** BEGIN SELECTION **

How-To

How-To#

Query CSV files with SQL#

You can use JupySQL and DuckDB to query CSV files with SQL in a Jupyter notebook.

Installation#

%pip install jupysql duckdb duckdb-engine --quiet

Note: you may need to restart the kernel to use updated packages.

Setup#

Load JupySQL:

%load_ext sql

Create an in-memory DuckDB database:

%sql duckdb://

Connecting to 'duckdb://'

Download some sample data:

from urllib.request import urlretrieve

_ = urlretrieve(
    "https://raw.githubusercontent.com/mwaskom/seaborn-data/master/penguins.csv",
    "penguins.csv",
)

Query#

%%sql
SELECT *
FROM penguins.csv
LIMIT 3

Running query in 'duckdb://'

species	island	bill_length_mm	bill_depth_mm	flipper_length_mm	body_mass_g	sex
Adelie	Torgersen	39.1	18.7	181	3750	MALE
Adelie	Torgersen	39.5	17.4	186	3800	FEMALE
Adelie	Torgersen	40.3	18.0	195	3250	FEMALE

%%sql
SELECT species, COUNT(*) AS count
FROM penguins.csv
GROUP BY species
ORDER BY count DESC

Running query in 'duckdb://'

species	count
Adelie	152
Gentoo	124
Chinstrap	68

Convert to `polars.DataFrame`#

%%sql results <<
SELECT species, COUNT(*) AS count
FROM penguins.csv
GROUP BY species
ORDER BY count DESC

Running query in 'duckdb://'

import polars as pl

pl.DataFrame((tuple(row) for row in results), schema=results.keys)

** END SELECTION **

TASK DIRECTIONS
Please decide whether each statement agrees with the how-to, answering yes or no and quoting the words from the how-to that settle it.
1. The setup creates an in-memory DuckDB database.
2. The installation command includes duckdb-engine.
3. The first query over the penguin data returns five rows.
The listing is not needed here.

** BEGIN SUPPLIED INFORMATION **

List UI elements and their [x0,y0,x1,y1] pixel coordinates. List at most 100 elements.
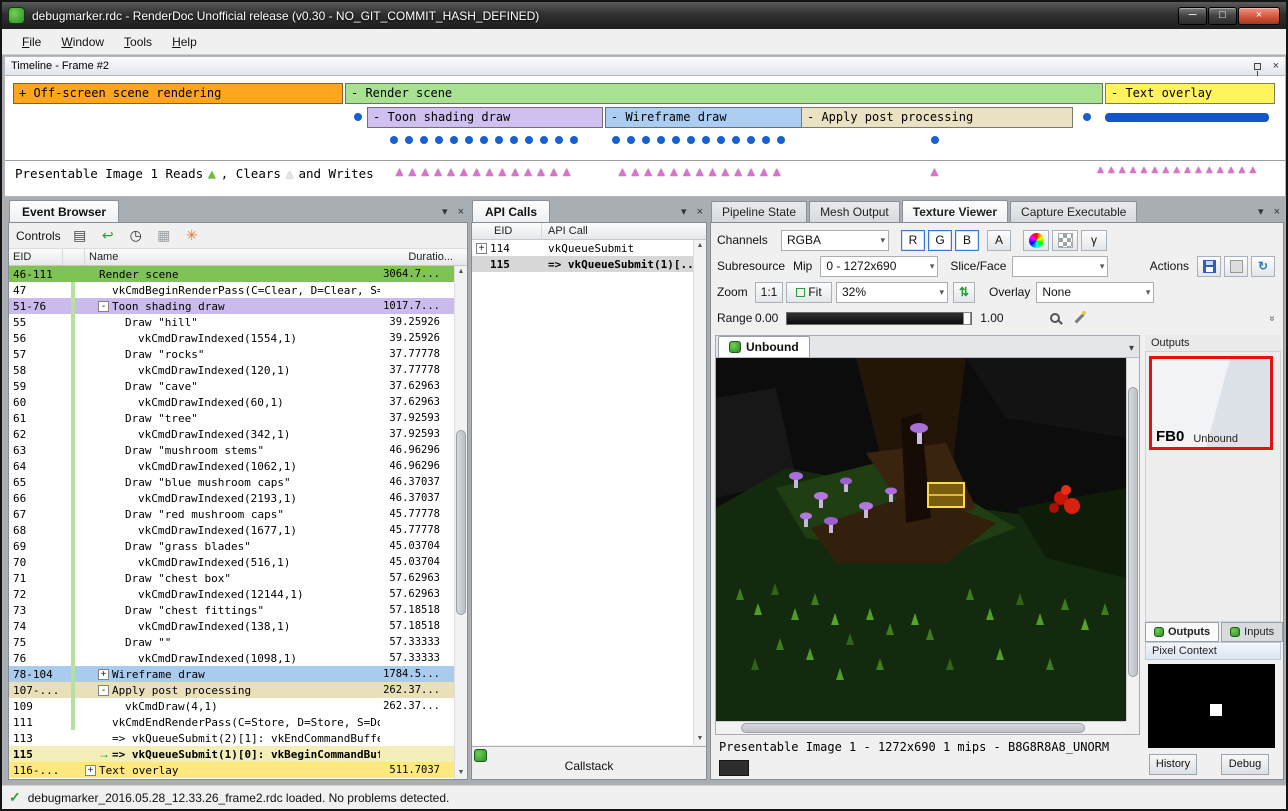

** END SUPPLIED INFORMATION **

RESULT OF THE TASK
1. Yes: "Create an in-memory DuckDB database:"
2. Yes: "%pip install jupysql duckdb duckdb-engine --quiet"
3. No: "LIMIT 3"